Figure content listings:
>>
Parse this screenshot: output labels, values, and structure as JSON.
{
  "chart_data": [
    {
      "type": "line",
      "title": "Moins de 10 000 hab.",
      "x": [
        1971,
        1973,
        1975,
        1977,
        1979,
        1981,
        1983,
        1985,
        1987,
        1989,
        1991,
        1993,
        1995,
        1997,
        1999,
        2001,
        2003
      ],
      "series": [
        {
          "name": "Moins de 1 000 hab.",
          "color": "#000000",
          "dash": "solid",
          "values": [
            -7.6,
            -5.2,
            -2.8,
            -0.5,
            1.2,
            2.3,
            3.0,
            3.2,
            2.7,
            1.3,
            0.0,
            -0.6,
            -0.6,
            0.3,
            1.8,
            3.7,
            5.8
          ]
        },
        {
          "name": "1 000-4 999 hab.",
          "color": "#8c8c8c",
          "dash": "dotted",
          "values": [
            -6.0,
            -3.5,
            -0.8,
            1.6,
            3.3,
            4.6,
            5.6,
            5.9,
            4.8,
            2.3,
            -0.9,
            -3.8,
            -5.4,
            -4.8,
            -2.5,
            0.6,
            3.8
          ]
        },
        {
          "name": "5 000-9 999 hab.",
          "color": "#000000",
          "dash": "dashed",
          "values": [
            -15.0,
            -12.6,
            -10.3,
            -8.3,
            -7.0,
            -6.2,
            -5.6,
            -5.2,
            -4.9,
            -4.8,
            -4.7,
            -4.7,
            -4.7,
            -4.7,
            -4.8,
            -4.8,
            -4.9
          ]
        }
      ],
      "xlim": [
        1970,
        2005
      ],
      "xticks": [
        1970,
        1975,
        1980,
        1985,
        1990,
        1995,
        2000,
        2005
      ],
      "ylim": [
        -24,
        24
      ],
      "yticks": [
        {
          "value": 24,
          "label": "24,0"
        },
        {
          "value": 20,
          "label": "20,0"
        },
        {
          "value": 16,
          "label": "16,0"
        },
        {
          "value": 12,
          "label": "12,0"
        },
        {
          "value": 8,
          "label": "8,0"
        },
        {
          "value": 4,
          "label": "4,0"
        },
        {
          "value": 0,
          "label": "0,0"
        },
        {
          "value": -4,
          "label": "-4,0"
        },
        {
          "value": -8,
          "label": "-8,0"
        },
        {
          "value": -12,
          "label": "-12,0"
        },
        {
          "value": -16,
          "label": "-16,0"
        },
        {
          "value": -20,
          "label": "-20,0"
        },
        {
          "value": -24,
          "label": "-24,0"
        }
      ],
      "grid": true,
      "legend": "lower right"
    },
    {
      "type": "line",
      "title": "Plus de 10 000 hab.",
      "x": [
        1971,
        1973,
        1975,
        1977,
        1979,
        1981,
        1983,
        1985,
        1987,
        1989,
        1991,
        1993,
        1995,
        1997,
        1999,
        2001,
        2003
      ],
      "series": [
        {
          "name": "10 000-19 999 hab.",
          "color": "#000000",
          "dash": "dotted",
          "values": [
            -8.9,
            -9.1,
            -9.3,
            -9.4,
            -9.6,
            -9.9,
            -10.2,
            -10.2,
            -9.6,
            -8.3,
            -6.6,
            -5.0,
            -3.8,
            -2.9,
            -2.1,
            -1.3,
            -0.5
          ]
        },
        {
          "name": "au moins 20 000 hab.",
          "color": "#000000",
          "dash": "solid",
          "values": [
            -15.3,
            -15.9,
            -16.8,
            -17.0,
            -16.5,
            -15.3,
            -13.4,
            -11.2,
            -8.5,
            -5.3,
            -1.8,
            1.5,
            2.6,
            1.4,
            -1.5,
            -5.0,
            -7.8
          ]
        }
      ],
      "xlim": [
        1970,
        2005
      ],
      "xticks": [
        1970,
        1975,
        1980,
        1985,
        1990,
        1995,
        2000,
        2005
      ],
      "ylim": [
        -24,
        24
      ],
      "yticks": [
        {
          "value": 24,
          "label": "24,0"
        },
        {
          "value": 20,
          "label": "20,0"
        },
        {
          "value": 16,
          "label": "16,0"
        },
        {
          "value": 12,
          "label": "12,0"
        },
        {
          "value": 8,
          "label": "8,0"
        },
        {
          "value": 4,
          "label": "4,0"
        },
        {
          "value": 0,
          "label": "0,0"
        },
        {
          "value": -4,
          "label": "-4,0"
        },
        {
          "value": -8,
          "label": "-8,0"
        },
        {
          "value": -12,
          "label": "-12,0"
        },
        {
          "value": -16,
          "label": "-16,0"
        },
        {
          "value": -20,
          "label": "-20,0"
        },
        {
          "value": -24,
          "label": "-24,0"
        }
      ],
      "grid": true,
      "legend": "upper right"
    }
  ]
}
<<
- [Goal of the exercise]
Extract every line above exactly as it stands.

- [Task solution]
Parse this screenshot: output labels, values, and structure as JSON.
{
  "chart_data": [
    {
      "type": "line",
      "title": "Moins de 10 000 hab.",
      "x": [
        1971,
        1973,
        1975,
        1977,
        1979,
        1981,
        1983,
        1985,
        1987,
        1989,
        1991,
        1993,
        1995,
        1997,
        1999,
        2001,
        2003
      ],
      "series": [
        {
          "name": "Moins de 1 000 hab.",
          "color": "#000000",
          "dash": "solid",
          "values": [
            -7.6,
            -5.2,
            -2.8,
            -0.5,
            1.2,
            2.3,
            3.0,
            3.2,
            2.7,
            1.3,
            0.0,
            -0.6,
            -0.6,
            0.3,
            1.8,
            3.7,
            5.8
          ]
        },
        {
          "name": "1 000-4 999 hab.",
          "color": "#8c8c8c",
          "dash": "dotted",
          "values": [
            -6.0,
            -3.5,
            -0.8,
            1.6,
            3.3,
            4.6,
            5.6,
            5.9,
            4.8,
            2.3,
            -0.9,
            -3.8,
            -5.4,
            -4.8,
            -2.5,
            0.6,
            3.8
          ]
        },
        {
          "name": "5 000-9 999 hab.",
          "color": "#000000",
          "dash": "dashed",
          "values": [
            -15.0,
            -12.6,
            -10.3,
            -8.3,
            -7.0,
            -6.2,
            -5.6,
            -5.2,
            -4.9,
            -4.8,
            -4.7,
            -4.7,
            -4.7,
            -4.7,
            -4.8,
            -4.8,
            -4.9
          ]
        }
      ],
      "xlim": [
        1970,
        2005
      ],
      "xticks": [
        1970,
        1975,
        1980,
        1985,
        1990,
        1995,
        2000,
        2005
      ],
      "ylim": [
        -24,
        24
      ],
      "yticks": [
        {
          "value": 24,
          "label": "24,0"
        },
        {
          "value": 20,
          "label": "20,0"
        },
        {
          "value": 16,
          "label": "16,0"
        },
        {
          "value": 12,
          "label": "12,0"
        },
        {
          "value": 8,
          "label": "8,0"
        },
        {
          "value": 4,
          "label": "4,0"
        },
        {
          "value": 0,
          "label": "0,0"
        },
        {
          "value": -4,
          "label": "-4,0"
        },
        {
          "value": -8,
          "label": "-8,0"
        },
        {
          "value": -12,
          "label": "-12,0"
        },
        {
          "value": -16,
          "label": "-16,0"
        },
        {
          "value": -20,
          "label": "-20,0"
        },
        {
          "value": -24,
          "label": "-24,0"
        }
      ],
      "grid": true,
      "legend": "lower right"
    },
    {
      "type": "line",
      "title": "Plus de 10 000 hab.",
      "x": [
        1971,
        1973,
        1975,
        1977,
        1979,
        1981,
        1983,
        1985,
        1987,
        1989,
        1991,
        1993,
        1995,
        1997,
        1999,
        2001,
        2003
      ],
      "series": [
        {
          "name": "10 000-19 999 hab.",
          "color": "#000000",
          "dash": "dotted",
          "values": [
            -8.9,
            -9.1,
            -9.3,
            -9.4,
            -9.6,
            -9.9,
            -10.2,
            -10.2,
            -9.6,
            -8.3,
            -6.6,
            -5.0,
            -3.8,
            -2.9,
            -2.1,
            -1.3,
            -0.5
          ]
        },
        {
          "name": "au moins 20 000 hab.",
          "color": "#000000",
          "dash": "solid",
          "values": [
            -15.3,
            -15.9,
            -16.8,
            -17.0,
            -16.5,
            -15.3,
            -13.4,
            -11.2,
            -8.5,
            -5.3,
            -1.8,
            1.5,
            2.6,
            1.4,
            -1.5,
            -5.0,
            -7.8
          ]
        }
      ],
      "xlim": [
        1970,
        2005
      ],
      "xticks": [
        1970,
        1975,
        1980,
        1985,
        1990,
        1995,
        2000,
        2005
      ],
      "ylim": [
        -24,
        24
      ],
      "yticks": [
        {
          "value": 24,
          "label": "24,0"
        },
        {
          "value": 20,
          "label": "20,0"
        },
        {
          "value": 16,
          "label": "16,0"
        },
        {
          "value": 12,
          "label": "12,0"
        },
        {
          "value": 8,
          "label": "8,0"
        },
        {
          "value": 4,
          "label": "4,0"
        },
        {
          "value": 0,
          "label": "0,0"
        },
        {
          "value": -4,
          "label": "-4,0"
        },
        {
          "value": -8,
          "label": "-8,0"
        },
        {
          "value": -12,
          "label": "-12,0"
        },
        {
          "value": -16,
          "label": "-16,0"
        },
        {
          "value": -20,
          "label": "-20,0"
        },
        {
          "value": -24,
          "label": "-24,0"
        }
      ],
      "grid": true,
      "legend": "upper right"
    }
  ]
}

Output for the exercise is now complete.